→ EXERCISE BRIEF
Reproduce every line of the records below without any change, but omit the pictures.
>> Start MATERIAL TO PROCESS
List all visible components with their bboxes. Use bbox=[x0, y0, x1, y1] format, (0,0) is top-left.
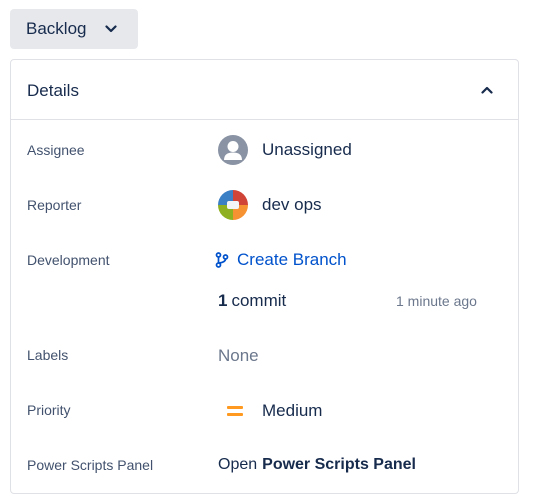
status-dropdown-button[interactable]: Backlog bbox=[10, 9, 138, 49]
commit-summary[interactable]: 1 commit bbox=[218, 291, 286, 311]
assignee-value: Unassigned bbox=[262, 140, 352, 159]
avatar bbox=[218, 190, 248, 220]
power-scripts-field[interactable]: Open Power Scripts Panel bbox=[218, 456, 416, 474]
priority-label: Priority bbox=[27, 402, 71, 418]
assignee-label: Assignee bbox=[27, 142, 85, 158]
branch-icon bbox=[215, 252, 229, 268]
commit-word: commit bbox=[231, 291, 287, 310]
assignee-field[interactable]: Unassigned bbox=[218, 135, 352, 165]
reporter-value: dev ops bbox=[262, 195, 322, 214]
chevron-up-icon[interactable] bbox=[477, 80, 497, 100]
labels-value: None bbox=[218, 346, 259, 365]
status-label: Backlog bbox=[26, 19, 87, 38]
user-icon bbox=[224, 141, 242, 160]
labels-label: Labels bbox=[27, 347, 69, 363]
details-title: Details bbox=[27, 81, 79, 100]
reporter-field[interactable]: dev ops bbox=[218, 190, 322, 220]
priority-field[interactable]: Medium bbox=[227, 401, 322, 421]
details-panel-header[interactable]: Details bbox=[11, 60, 518, 120]
development-label: Development bbox=[27, 252, 110, 268]
commit-time: 1 minute ago bbox=[396, 293, 477, 309]
details-panel: Details Assignee Unassigned Reporter dev… bbox=[10, 59, 519, 494]
priority-value: Medium bbox=[262, 401, 323, 420]
avatar bbox=[218, 135, 248, 165]
labels-field[interactable]: None bbox=[218, 346, 259, 366]
power-scripts-prefix: Open bbox=[218, 456, 258, 473]
commit-count: 1 bbox=[218, 291, 228, 310]
chevron-down-icon bbox=[104, 22, 118, 36]
create-branch-label: Create Branch bbox=[237, 250, 347, 269]
priority-medium-icon bbox=[227, 405, 243, 417]
issue-sidebar: Backlog Details Assignee Unassigned Repo… bbox=[0, 0, 546, 502]
power-scripts-link[interactable]: Power Scripts Panel bbox=[262, 456, 416, 474]
create-branch-link[interactable]: Create Branch bbox=[215, 250, 347, 270]
reporter-label: Reporter bbox=[27, 197, 82, 213]
power-scripts-label: Power Scripts Panel bbox=[27, 457, 154, 473]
>> End MATERIAL TO PROCESS
→ RESPONSE TO THIS TASK
List all visible components with their bboxes. Use bbox=[x0, y0, x1, y1] format, (0,0) is top-left.
status-dropdown-button[interactable]: Backlog bbox=[10, 9, 138, 49]
commit-summary[interactable]: 1 commit bbox=[218, 291, 286, 311]
assignee-value: Unassigned bbox=[262, 140, 352, 159]
avatar bbox=[218, 190, 248, 220]
power-scripts-field[interactable]: Open Power Scripts Panel bbox=[218, 456, 416, 474]
priority-label: Priority bbox=[27, 402, 71, 418]
assignee-label: Assignee bbox=[27, 142, 85, 158]
branch-icon bbox=[215, 252, 229, 268]
commit-word: commit bbox=[231, 291, 287, 310]
assignee-field[interactable]: Unassigned bbox=[218, 135, 352, 165]
reporter-value: dev ops bbox=[262, 195, 322, 214]
chevron-up-icon[interactable] bbox=[477, 80, 497, 100]
labels-value: None bbox=[218, 346, 259, 365]
status-label: Backlog bbox=[26, 19, 87, 38]
user-icon bbox=[224, 141, 242, 160]
labels-label: Labels bbox=[27, 347, 69, 363]
details-title: Details bbox=[27, 81, 79, 100]
reporter-field[interactable]: dev ops bbox=[218, 190, 322, 220]
priority-field[interactable]: Medium bbox=[227, 401, 322, 421]
details-panel-header[interactable]: Details bbox=[11, 60, 518, 120]
development-label: Development bbox=[27, 252, 110, 268]
commit-time: 1 minute ago bbox=[396, 293, 477, 309]
details-panel: Details Assignee Unassigned Reporter dev… bbox=[10, 59, 519, 494]
priority-value: Medium bbox=[262, 401, 323, 420]
avatar bbox=[218, 135, 248, 165]
labels-field[interactable]: None bbox=[218, 346, 259, 366]
power-scripts-prefix: Open bbox=[218, 456, 258, 473]
commit-count: 1 bbox=[218, 291, 228, 310]
chevron-down-icon bbox=[104, 22, 118, 36]
create-branch-label: Create Branch bbox=[237, 250, 347, 269]
priority-medium-icon bbox=[227, 405, 243, 417]
issue-sidebar: Backlog Details Assignee Unassigned Repo… bbox=[0, 0, 546, 502]
power-scripts-link[interactable]: Power Scripts Panel bbox=[262, 456, 416, 474]
create-branch-link[interactable]: Create Branch bbox=[215, 250, 347, 270]
reporter-label: Reporter bbox=[27, 197, 82, 213]
power-scripts-label: Power Scripts Panel bbox=[27, 457, 154, 473]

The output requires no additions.